### Task requirements
a) Decide whether each statement agrees with the pollution forum thread below. Answer yes or no for each, and quote the deciding words exactly. (i) The thread says server parts are designed to run 24/7 at full load. (ii) The thread says the United States has less strict smog laws than most countries. (iii) The thread says Americans make up 5% of the world's population.
b) Reproduce the pollution forum thread below word for word, between "#12.4 Origamihl on" and "is a fact !", inclusive.

### Text section
++++++

Also, ignore the global warming brainwashing and stop blaming each other. Full blame goes to China, they had to ban driving and so many things to fix their polution for the olympics. Full blame also goes to any company that tries to save money by harming the environment.


Oh lets not blame America now should we? Considering like every family in america has liek 4 cars whilst in other parts of the world people use public transport .
#12.3 RAID 0 on 28 Dec 2008 - 04:47
/- Razorfold said,
Ender2070 said,
Buy higher quality components. Server parts are designed to run 24/7 at full load.

Also, ignore the global warming brainwashing and stop blaming each other. Full blame goes to China, they had to ban driving and so many things to fix their polution for the olympics. Full blame also goes to any company that tries to save money by harming the environment.


Oh lets not blame America now should we? Considering like every family in america has liek 4 cars whilst in other parts of the world people use public transport .


Oh boo hoo. Big bad America and all the cars the people own. Don't forget we have more strict smog laws than most countries in the world, esp in California.
#12.4 Origamihl on 28 Dec 2008 - 10:34
Americans take only 5% from the worlds population and the US takes a huge 25% from the worlds air pollution ! That is a fact !

++++++

### Given information
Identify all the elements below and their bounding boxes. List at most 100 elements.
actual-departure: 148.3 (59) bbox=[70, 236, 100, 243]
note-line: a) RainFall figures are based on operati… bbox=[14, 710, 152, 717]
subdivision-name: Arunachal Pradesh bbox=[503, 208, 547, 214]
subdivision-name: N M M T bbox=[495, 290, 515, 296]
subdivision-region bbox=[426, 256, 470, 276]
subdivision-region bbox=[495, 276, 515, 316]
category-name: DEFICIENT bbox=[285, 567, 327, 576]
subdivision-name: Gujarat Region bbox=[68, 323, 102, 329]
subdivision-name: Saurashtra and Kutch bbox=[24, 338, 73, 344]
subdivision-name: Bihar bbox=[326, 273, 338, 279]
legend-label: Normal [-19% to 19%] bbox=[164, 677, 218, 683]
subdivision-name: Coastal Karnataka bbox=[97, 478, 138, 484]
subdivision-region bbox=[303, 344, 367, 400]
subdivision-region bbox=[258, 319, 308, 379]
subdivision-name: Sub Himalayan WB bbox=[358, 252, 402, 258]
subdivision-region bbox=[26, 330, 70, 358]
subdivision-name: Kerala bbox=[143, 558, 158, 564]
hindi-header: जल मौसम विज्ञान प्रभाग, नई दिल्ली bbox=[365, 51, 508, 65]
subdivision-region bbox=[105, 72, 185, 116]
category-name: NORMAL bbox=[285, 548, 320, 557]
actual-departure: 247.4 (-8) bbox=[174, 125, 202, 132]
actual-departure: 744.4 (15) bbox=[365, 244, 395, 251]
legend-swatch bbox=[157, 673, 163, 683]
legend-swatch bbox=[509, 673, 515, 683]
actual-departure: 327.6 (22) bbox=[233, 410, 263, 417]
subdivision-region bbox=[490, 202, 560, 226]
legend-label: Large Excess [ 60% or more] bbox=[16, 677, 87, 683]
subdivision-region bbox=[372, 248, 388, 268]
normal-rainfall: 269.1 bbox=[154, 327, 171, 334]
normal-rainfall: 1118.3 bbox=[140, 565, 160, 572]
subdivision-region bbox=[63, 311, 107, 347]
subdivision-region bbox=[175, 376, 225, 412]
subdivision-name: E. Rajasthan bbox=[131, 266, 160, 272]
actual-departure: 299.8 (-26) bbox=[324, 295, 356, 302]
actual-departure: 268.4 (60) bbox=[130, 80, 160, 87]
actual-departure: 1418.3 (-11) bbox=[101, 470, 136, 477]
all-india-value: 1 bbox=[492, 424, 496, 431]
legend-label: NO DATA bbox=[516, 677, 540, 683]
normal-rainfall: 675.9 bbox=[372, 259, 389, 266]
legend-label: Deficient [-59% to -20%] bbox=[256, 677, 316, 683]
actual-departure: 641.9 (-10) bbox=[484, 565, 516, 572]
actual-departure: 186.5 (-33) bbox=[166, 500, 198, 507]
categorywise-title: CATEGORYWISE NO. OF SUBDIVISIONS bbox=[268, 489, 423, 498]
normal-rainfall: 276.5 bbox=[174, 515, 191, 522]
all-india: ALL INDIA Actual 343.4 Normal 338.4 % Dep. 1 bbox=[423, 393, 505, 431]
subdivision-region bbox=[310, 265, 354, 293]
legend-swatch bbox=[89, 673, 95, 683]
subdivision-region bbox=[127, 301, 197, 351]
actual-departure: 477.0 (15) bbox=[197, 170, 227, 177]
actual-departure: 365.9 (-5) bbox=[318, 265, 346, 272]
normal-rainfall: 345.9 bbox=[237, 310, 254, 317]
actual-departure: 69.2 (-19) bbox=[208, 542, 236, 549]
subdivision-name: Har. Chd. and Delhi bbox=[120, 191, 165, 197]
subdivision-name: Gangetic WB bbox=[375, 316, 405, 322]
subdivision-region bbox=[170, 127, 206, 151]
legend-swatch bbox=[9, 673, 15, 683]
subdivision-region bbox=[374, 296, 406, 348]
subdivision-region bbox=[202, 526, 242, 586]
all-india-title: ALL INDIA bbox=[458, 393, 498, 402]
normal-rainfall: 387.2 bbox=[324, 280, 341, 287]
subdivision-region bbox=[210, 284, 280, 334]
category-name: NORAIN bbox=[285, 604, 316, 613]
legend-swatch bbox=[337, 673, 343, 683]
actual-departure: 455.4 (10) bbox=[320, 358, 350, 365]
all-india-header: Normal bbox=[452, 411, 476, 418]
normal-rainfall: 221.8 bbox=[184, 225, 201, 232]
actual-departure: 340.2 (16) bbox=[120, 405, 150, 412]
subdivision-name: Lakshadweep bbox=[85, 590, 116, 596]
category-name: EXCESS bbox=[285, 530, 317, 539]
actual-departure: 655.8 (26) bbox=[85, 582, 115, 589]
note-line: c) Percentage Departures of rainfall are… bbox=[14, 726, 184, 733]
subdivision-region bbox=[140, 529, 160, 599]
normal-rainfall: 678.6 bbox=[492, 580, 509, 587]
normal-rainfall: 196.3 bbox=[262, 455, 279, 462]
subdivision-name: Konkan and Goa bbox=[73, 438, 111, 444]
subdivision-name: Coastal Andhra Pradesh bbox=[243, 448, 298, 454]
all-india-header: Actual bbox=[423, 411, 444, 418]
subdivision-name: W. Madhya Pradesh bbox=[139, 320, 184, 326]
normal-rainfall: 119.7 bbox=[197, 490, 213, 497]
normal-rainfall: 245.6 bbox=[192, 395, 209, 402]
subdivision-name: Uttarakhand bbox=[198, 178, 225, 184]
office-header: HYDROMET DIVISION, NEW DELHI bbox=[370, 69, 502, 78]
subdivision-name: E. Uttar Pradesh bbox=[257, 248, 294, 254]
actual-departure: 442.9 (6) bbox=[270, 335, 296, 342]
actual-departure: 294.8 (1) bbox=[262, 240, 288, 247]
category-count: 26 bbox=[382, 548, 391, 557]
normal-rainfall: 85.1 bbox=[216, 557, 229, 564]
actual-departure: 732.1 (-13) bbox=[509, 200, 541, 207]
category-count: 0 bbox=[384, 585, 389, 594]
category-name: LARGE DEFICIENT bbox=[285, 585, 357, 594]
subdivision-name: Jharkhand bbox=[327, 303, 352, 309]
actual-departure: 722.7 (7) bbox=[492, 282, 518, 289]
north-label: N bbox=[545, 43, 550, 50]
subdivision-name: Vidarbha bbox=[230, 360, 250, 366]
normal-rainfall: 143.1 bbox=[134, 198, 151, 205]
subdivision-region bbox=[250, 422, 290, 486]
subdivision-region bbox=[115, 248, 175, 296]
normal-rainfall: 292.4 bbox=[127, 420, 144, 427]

++++++

### Solutions for each task
a)
(i) Yes: "Server parts are designed to run 24/7 at full load."
(ii) No: "Don't forget we have more strict smog laws than most countries in the world, esp in California."
(iii) Yes: "Americans take only 5% from the worlds population"

b)
#12.4 Origamihl on 28 Dec 2008 - 10:34
Americans take only 5% from the worlds population and the US takes a huge 25% from the worlds air pollution ! That is a fact !